Items listed in a dataset>
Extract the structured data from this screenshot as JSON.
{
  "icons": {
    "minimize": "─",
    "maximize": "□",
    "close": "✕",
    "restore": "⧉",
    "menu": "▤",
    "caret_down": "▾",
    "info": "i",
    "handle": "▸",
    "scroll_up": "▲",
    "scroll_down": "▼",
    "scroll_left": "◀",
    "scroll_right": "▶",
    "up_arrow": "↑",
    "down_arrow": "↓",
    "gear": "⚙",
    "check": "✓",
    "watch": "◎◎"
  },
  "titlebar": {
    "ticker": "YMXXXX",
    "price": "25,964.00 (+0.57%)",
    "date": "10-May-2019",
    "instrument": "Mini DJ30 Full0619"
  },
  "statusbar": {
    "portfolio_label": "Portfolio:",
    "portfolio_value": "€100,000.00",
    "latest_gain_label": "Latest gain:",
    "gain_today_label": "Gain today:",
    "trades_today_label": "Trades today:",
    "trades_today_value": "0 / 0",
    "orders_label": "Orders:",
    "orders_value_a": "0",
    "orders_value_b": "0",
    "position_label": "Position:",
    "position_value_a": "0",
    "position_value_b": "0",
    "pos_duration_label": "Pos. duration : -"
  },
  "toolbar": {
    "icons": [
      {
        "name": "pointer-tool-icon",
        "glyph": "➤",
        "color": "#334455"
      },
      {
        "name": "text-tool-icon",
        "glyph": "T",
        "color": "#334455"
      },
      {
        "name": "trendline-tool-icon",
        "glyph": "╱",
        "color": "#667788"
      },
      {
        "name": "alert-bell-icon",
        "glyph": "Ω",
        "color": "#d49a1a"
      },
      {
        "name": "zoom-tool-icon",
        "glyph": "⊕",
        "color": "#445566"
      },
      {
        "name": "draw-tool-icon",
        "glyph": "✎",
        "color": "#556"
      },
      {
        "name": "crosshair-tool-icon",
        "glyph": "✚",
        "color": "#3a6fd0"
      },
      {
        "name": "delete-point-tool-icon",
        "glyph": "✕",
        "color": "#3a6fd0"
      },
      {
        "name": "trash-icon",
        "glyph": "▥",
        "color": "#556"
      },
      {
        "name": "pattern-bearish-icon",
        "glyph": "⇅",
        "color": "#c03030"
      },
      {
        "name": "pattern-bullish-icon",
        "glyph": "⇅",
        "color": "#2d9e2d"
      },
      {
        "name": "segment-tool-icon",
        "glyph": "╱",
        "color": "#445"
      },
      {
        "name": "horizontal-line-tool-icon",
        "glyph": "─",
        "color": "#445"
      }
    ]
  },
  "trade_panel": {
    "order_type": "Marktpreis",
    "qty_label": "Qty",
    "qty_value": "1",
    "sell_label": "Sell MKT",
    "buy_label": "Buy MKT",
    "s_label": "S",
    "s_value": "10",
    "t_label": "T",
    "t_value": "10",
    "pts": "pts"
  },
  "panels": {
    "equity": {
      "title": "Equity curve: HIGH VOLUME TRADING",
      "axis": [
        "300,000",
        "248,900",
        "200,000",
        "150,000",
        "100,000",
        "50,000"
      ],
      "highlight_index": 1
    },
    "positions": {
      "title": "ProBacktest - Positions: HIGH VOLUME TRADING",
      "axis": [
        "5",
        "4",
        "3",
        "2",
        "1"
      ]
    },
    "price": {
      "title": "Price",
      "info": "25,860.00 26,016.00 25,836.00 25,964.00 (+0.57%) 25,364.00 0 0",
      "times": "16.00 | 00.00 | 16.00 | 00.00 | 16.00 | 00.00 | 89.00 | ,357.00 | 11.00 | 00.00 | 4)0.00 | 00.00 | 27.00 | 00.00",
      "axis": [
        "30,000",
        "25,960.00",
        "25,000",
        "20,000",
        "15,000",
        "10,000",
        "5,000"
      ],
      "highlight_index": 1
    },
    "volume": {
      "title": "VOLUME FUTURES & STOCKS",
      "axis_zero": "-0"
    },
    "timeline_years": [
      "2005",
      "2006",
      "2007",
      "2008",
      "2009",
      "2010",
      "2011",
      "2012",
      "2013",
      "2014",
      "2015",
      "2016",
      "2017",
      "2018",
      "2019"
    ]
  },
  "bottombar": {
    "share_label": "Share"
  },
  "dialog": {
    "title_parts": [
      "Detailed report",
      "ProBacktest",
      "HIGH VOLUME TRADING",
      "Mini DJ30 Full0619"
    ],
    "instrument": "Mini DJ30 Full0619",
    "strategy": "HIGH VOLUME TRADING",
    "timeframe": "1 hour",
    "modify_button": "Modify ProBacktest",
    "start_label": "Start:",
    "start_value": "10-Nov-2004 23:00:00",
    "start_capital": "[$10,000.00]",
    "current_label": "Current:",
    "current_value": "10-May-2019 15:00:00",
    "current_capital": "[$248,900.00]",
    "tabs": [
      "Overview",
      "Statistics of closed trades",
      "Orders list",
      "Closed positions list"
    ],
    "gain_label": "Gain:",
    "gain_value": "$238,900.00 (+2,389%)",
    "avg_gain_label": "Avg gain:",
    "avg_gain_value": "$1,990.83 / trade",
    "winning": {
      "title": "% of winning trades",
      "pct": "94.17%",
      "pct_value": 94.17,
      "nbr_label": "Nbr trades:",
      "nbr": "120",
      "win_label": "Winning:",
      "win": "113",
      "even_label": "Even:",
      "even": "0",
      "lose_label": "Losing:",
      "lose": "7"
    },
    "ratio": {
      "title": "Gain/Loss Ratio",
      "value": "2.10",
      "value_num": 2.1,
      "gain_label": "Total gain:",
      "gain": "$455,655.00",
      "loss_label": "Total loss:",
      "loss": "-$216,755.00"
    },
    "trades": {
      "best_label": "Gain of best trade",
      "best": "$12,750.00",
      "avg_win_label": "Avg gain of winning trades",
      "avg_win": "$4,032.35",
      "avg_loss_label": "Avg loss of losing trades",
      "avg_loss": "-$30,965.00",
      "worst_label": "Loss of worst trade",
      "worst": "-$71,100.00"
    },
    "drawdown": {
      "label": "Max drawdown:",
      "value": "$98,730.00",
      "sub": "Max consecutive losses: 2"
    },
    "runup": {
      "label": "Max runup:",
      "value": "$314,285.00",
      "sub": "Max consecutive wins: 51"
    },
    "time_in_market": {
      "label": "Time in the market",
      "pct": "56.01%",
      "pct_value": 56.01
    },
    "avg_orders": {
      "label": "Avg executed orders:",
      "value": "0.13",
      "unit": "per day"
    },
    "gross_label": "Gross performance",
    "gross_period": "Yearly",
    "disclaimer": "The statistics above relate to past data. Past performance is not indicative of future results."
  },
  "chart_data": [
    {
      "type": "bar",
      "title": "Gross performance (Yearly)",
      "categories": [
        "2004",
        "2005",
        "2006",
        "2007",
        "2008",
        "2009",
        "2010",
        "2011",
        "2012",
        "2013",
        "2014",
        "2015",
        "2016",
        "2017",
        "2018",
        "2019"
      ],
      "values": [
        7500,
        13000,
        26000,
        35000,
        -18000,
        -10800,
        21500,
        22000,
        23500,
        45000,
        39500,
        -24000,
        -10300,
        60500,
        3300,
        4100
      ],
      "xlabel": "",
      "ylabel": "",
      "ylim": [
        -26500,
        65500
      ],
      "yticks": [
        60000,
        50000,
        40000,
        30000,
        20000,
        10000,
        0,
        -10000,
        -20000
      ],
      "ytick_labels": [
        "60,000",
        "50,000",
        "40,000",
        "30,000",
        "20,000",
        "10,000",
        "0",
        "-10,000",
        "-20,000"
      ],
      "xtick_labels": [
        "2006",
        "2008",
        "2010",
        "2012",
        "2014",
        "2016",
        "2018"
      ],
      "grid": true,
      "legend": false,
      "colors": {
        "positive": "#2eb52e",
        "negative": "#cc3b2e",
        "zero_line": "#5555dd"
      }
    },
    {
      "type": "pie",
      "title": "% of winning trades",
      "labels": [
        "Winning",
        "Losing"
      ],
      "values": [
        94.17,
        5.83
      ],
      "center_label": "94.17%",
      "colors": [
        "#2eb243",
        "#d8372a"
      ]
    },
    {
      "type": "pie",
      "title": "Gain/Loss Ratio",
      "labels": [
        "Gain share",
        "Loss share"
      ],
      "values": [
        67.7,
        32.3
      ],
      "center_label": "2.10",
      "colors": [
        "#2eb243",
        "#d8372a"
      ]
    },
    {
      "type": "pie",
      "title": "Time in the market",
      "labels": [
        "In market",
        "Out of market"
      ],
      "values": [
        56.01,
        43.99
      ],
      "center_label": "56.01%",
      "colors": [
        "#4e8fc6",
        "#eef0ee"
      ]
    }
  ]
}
---
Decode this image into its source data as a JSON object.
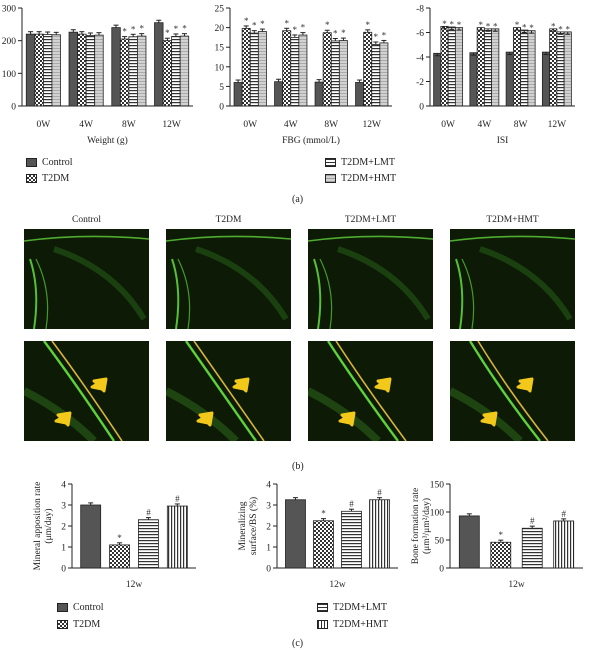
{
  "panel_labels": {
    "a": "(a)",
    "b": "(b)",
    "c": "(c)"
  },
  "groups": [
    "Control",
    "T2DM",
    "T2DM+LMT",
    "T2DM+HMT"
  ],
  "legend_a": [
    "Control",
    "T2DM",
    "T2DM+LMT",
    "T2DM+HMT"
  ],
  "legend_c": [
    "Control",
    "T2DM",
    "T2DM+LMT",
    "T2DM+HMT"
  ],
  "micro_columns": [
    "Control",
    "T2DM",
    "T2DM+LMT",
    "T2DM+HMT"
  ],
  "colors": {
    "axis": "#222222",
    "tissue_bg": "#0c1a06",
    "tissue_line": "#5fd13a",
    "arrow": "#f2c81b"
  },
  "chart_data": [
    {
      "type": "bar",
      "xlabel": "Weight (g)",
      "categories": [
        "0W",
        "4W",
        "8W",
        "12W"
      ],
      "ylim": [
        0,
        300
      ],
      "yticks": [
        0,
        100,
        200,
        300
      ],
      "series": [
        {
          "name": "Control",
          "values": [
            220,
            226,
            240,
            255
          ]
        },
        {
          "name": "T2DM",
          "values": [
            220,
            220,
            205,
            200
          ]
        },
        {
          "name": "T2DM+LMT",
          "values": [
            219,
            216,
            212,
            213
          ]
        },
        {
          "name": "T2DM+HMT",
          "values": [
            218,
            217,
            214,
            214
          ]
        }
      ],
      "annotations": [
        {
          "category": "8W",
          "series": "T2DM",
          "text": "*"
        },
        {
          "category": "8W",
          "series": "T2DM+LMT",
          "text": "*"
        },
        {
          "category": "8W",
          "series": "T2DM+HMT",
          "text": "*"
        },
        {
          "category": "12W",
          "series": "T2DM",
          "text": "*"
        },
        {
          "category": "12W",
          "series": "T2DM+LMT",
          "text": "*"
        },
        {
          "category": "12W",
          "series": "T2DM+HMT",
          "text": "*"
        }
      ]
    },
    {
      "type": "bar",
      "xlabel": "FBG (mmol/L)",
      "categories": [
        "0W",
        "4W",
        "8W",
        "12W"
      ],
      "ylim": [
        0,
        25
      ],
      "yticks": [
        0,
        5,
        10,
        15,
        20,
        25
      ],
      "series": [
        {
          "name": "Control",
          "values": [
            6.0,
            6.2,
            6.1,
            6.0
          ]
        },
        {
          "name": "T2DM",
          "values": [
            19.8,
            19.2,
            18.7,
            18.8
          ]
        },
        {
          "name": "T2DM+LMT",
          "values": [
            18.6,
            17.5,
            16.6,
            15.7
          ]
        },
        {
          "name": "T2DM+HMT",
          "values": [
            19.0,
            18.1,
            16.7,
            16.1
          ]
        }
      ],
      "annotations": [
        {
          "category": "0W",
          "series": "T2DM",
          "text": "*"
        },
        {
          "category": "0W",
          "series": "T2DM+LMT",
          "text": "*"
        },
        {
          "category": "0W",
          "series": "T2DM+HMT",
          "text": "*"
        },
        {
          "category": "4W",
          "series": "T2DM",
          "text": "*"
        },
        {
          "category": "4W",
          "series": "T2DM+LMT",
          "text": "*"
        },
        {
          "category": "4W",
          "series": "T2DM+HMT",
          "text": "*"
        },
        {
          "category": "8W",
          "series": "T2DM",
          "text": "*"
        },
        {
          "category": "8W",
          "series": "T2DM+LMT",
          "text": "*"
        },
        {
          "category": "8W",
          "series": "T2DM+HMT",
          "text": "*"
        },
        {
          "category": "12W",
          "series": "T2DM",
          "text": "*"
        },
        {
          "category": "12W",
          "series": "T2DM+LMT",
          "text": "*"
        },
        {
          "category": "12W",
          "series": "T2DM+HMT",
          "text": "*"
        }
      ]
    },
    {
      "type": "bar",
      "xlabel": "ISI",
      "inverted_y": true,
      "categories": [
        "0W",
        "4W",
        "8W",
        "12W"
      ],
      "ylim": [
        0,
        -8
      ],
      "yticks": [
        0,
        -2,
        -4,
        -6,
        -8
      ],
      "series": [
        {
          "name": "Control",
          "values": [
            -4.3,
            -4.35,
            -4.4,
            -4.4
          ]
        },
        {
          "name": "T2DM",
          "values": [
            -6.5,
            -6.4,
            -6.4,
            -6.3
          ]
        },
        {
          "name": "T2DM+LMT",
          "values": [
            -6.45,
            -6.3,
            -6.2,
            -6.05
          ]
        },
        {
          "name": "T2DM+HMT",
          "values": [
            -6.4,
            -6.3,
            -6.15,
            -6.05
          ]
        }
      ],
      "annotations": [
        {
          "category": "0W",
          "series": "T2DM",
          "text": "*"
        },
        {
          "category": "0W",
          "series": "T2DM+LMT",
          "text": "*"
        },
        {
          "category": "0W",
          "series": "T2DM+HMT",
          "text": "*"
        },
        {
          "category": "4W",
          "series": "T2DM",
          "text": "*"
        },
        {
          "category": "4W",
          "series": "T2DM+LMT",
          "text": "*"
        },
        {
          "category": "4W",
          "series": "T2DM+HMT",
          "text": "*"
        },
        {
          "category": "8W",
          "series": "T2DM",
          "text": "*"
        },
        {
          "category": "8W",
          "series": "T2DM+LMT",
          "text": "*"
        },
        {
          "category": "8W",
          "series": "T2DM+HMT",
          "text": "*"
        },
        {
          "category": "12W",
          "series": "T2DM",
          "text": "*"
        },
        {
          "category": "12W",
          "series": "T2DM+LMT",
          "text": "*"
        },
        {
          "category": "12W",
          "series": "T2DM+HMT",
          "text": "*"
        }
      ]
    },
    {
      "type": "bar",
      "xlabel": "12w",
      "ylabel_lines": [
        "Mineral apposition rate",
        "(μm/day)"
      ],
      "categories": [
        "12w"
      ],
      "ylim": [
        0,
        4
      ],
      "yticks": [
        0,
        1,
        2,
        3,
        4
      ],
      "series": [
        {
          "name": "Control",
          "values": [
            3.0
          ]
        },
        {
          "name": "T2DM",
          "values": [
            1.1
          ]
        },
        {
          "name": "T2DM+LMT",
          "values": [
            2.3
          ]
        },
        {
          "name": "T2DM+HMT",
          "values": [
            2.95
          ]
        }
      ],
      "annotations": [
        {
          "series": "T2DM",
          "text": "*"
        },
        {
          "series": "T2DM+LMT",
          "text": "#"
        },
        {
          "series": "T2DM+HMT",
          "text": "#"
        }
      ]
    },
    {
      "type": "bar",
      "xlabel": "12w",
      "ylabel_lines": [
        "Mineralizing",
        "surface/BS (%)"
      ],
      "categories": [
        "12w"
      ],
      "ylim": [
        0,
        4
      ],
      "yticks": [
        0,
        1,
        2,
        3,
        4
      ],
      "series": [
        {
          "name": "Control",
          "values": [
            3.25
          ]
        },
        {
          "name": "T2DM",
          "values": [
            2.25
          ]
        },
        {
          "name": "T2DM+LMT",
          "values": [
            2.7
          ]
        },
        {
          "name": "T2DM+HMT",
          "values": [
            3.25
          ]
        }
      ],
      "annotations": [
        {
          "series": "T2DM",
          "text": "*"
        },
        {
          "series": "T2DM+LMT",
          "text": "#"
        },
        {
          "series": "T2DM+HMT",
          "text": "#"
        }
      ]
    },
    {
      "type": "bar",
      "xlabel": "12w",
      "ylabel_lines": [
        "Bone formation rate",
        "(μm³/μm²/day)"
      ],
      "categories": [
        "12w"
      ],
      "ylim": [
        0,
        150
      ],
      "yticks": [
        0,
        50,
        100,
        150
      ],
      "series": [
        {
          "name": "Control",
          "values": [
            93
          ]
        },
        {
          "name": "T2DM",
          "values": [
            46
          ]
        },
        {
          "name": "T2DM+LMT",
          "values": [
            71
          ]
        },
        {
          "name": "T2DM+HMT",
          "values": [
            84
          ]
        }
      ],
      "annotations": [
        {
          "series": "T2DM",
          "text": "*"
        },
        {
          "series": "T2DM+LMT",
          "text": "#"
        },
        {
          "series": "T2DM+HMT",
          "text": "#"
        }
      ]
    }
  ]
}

WORK TO BE COMPLETED> Using the records above, find and show each line with the string "Yearly".

RESULT FOR THIS TASK>
    "gross_period": "Yearly",
      "title": "Gross performance (Yearly)",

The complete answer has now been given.